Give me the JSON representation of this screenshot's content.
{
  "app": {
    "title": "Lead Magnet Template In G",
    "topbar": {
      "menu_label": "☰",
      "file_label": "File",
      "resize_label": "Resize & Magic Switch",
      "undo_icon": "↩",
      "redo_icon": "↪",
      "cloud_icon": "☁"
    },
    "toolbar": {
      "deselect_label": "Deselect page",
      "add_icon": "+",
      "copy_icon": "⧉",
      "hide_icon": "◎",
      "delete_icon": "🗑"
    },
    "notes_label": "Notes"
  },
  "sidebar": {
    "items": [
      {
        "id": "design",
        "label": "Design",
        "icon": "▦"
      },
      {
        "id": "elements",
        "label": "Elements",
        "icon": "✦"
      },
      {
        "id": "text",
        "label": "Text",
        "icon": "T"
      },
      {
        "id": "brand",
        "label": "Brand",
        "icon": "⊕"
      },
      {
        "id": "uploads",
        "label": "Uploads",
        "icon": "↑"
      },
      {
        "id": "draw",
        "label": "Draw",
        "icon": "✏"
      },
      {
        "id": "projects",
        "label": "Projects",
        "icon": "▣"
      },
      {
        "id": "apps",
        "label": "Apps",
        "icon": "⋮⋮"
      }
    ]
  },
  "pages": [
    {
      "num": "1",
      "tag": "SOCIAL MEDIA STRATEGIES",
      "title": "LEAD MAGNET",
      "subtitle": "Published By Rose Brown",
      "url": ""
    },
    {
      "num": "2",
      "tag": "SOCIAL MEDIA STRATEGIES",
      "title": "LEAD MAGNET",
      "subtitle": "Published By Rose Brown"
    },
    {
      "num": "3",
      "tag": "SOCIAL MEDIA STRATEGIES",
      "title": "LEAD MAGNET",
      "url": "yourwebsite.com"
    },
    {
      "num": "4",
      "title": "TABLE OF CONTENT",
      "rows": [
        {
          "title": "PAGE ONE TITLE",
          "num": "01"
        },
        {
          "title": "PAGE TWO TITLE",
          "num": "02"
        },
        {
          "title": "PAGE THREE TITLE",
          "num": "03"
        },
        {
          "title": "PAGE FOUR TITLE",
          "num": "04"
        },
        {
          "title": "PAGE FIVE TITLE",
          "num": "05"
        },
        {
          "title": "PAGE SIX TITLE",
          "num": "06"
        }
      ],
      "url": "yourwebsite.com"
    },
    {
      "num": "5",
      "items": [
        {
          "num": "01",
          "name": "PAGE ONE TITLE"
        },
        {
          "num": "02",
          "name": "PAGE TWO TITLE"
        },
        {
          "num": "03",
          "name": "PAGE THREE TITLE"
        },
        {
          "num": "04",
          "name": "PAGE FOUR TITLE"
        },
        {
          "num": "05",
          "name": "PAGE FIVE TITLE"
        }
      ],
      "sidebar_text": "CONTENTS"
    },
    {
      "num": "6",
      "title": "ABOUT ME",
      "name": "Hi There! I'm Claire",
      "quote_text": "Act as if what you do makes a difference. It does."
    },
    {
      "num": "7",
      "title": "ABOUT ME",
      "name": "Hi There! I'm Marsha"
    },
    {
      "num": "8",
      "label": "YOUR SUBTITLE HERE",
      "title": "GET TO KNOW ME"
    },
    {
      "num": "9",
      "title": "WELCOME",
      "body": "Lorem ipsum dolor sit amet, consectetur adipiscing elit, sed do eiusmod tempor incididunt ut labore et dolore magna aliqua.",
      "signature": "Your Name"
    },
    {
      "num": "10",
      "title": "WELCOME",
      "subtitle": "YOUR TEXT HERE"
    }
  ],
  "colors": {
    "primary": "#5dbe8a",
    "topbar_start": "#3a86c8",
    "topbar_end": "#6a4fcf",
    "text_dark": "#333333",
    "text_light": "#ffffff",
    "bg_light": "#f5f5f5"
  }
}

● **What needs to be done**
Each line of the listing should be echoed back exactly.

● **Answer to this exercise**
Give me the JSON representation of this screenshot's content.
{
  "app": {
    "title": "Lead Magnet Template In G",
    "topbar": {
      "menu_label": "☰",
      "file_label": "File",
      "resize_label": "Resize & Magic Switch",
      "undo_icon": "↩",
      "redo_icon": "↪",
      "cloud_icon": "☁"
    },
    "toolbar": {
      "deselect_label": "Deselect page",
      "add_icon": "+",
      "copy_icon": "⧉",
      "hide_icon": "◎",
      "delete_icon": "🗑"
    },
    "notes_label": "Notes"
  },
  "sidebar": {
    "items": [
      {
        "id": "design",
        "label": "Design",
        "icon": "▦"
      },
      {
        "id": "elements",
        "label": "Elements",
        "icon": "✦"
      },
      {
        "id": "text",
        "label": "Text",
        "icon": "T"
      },
      {
        "id": "brand",
        "label": "Brand",
        "icon": "⊕"
      },
      {
        "id": "uploads",
        "label": "Uploads",
        "icon": "↑"
      },
      {
        "id": "draw",
        "label": "Draw",
        "icon": "✏"
      },
      {
        "id": "projects",
        "label": "Projects",
        "icon": "▣"
      },
      {
        "id": "apps",
        "label": "Apps",
        "icon": "⋮⋮"
      }
    ]
  },
  "pages": [
    {
      "num": "1",
      "tag": "SOCIAL MEDIA STRATEGIES",
      "title": "LEAD MAGNET",
      "subtitle": "Published By Rose Brown",
      "url": ""
    },
    {
      "num": "2",
      "tag": "SOCIAL MEDIA STRATEGIES",
      "title": "LEAD MAGNET",
      "subtitle": "Published By Rose Brown"
    },
    {
      "num": "3",
      "tag": "SOCIAL MEDIA STRATEGIES",
      "title": "LEAD MAGNET",
      "url": "yourwebsite.com"
    },
    {
      "num": "4",
      "title": "TABLE OF CONTENT",
      "rows": [
        {
          "title": "PAGE ONE TITLE",
          "num": "01"
        },
        {
          "title": "PAGE TWO TITLE",
          "num": "02"
        },
        {
          "title": "PAGE THREE TITLE",
          "num": "03"
        },
        {
          "title": "PAGE FOUR TITLE",
          "num": "04"
        },
        {
          "title": "PAGE FIVE TITLE",
          "num": "05"
        },
        {
          "title": "PAGE SIX TITLE",
          "num": "06"
        }
      ],
      "url": "yourwebsite.com"
    },
    {
      "num": "5",
      "items": [
        {
          "num": "01",
          "name": "PAGE ONE TITLE"
        },
        {
          "num": "02",
          "name": "PAGE TWO TITLE"
        },
        {
          "num": "03",
          "name": "PAGE THREE TITLE"
        },
        {
          "num": "04",
          "name": "PAGE FOUR TITLE"
        },
        {
          "num": "05",
          "name": "PAGE FIVE TITLE"
        }
      ],
      "sidebar_text": "CONTENTS"
    },
    {
      "num": "6",
      "title": "ABOUT ME",
      "name": "Hi There! I'm Claire",
      "quote_text": "Act as if what you do makes a difference. It does."
    },
    {
      "num": "7",
      "title": "ABOUT ME",
      "name": "Hi There! I'm Marsha"
    },
    {
      "num": "8",
      "label": "YOUR SUBTITLE HERE",
      "title": "GET TO KNOW ME"
    },
    {
      "num": "9",
      "title": "WELCOME",
      "body": "Lorem ipsum dolor sit amet, consectetur adipiscing elit, sed do eiusmod tempor incididunt ut labore et dolore magna aliqua.",
      "signature": "Your Name"
    },
    {
      "num": "10",
      "title": "WELCOME",
      "subtitle": "YOUR TEXT HERE"
    }
  ],
  "colors": {
    "primary": "#5dbe8a",
    "topbar_start": "#3a86c8",
    "topbar_end": "#6a4fcf",
    "text_dark": "#333333",
    "text_light": "#ffffff",
    "bg_light": "#f5f5f5"
  }
}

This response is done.